_To be done_
Send back the entries below exactly as they appear.

Collected data entries
· · ·
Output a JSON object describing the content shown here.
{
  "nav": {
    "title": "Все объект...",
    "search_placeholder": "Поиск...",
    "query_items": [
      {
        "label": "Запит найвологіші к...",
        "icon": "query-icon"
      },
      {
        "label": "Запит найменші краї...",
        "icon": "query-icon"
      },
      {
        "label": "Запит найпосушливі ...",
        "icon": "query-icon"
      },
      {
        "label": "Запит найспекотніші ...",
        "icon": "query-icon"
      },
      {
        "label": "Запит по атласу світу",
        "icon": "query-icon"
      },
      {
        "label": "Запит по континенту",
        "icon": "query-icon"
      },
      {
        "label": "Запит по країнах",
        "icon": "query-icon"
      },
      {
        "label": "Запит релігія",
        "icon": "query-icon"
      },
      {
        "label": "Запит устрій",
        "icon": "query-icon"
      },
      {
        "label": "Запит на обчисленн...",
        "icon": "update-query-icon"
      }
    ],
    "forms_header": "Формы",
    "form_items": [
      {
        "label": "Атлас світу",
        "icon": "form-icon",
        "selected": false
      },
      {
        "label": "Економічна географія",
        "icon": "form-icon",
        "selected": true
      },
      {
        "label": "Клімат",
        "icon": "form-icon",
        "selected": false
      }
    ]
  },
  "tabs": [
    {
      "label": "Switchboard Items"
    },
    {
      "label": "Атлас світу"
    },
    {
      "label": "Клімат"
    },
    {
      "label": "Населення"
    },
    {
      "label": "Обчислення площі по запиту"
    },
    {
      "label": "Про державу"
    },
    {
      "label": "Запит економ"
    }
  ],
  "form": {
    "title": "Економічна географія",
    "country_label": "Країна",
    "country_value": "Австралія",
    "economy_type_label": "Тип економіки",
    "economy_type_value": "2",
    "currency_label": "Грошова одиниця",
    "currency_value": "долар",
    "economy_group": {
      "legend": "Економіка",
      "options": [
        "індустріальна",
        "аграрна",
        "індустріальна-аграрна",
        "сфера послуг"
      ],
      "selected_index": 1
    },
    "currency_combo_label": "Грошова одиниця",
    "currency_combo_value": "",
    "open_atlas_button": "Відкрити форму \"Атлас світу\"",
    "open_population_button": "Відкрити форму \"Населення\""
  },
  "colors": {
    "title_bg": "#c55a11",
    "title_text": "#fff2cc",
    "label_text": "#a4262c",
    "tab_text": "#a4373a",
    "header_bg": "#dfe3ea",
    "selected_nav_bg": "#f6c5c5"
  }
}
· · ·
_Task output_
Output a JSON object describing the content shown here.
{
  "nav": {
    "title": "Все объект...",
    "search_placeholder": "Поиск...",
    "query_items": [
      {
        "label": "Запит найвологіші к...",
        "icon": "query-icon"
      },
      {
        "label": "Запит найменші краї...",
        "icon": "query-icon"
      },
      {
        "label": "Запит найпосушливі ...",
        "icon": "query-icon"
      },
      {
        "label": "Запит найспекотніші ...",
        "icon": "query-icon"
      },
      {
        "label": "Запит по атласу світу",
        "icon": "query-icon"
      },
      {
        "label": "Запит по континенту",
        "icon": "query-icon"
      },
      {
        "label": "Запит по країнах",
        "icon": "query-icon"
      },
      {
        "label": "Запит релігія",
        "icon": "query-icon"
      },
      {
        "label": "Запит устрій",
        "icon": "query-icon"
      },
      {
        "label": "Запит на обчисленн...",
        "icon": "update-query-icon"
      }
    ],
    "forms_header": "Формы",
    "form_items": [
      {
        "label": "Атлас світу",
        "icon": "form-icon",
        "selected": false
      },
      {
        "label": "Економічна географія",
        "icon": "form-icon",
        "selected": true
      },
      {
        "label": "Клімат",
        "icon": "form-icon",
        "selected": false
      }
    ]
  },
  "tabs": [
    {
      "label": "Switchboard Items"
    },
    {
      "label": "Атлас світу"
    },
    {
      "label": "Клімат"
    },
    {
      "label": "Населення"
    },
    {
      "label": "Обчислення площі по запиту"
    },
    {
      "label": "Про державу"
    },
    {
      "label": "Запит економ"
    }
  ],
  "form": {
    "title": "Економічна географія",
    "country_label": "Країна",
    "country_value": "Австралія",
    "economy_type_label": "Тип економіки",
    "economy_type_value": "2",
    "currency_label": "Грошова одиниця",
    "currency_value": "долар",
    "economy_group": {
      "legend": "Економіка",
      "options": [
        "індустріальна",
        "аграрна",
        "індустріальна-аграрна",
        "сфера послуг"
      ],
      "selected_index": 1
    },
    "currency_combo_label": "Грошова одиниця",
    "currency_combo_value": "",
    "open_atlas_button": "Відкрити форму \"Атлас світу\"",
    "open_population_button": "Відкрити форму \"Населення\""
  },
  "colors": {
    "title_bg": "#c55a11",
    "title_text": "#fff2cc",
    "label_text": "#a4262c",
    "tab_text": "#a4373a",
    "header_bg": "#dfe3ea",
    "selected_nav_bg": "#f6c5c5"
  }
}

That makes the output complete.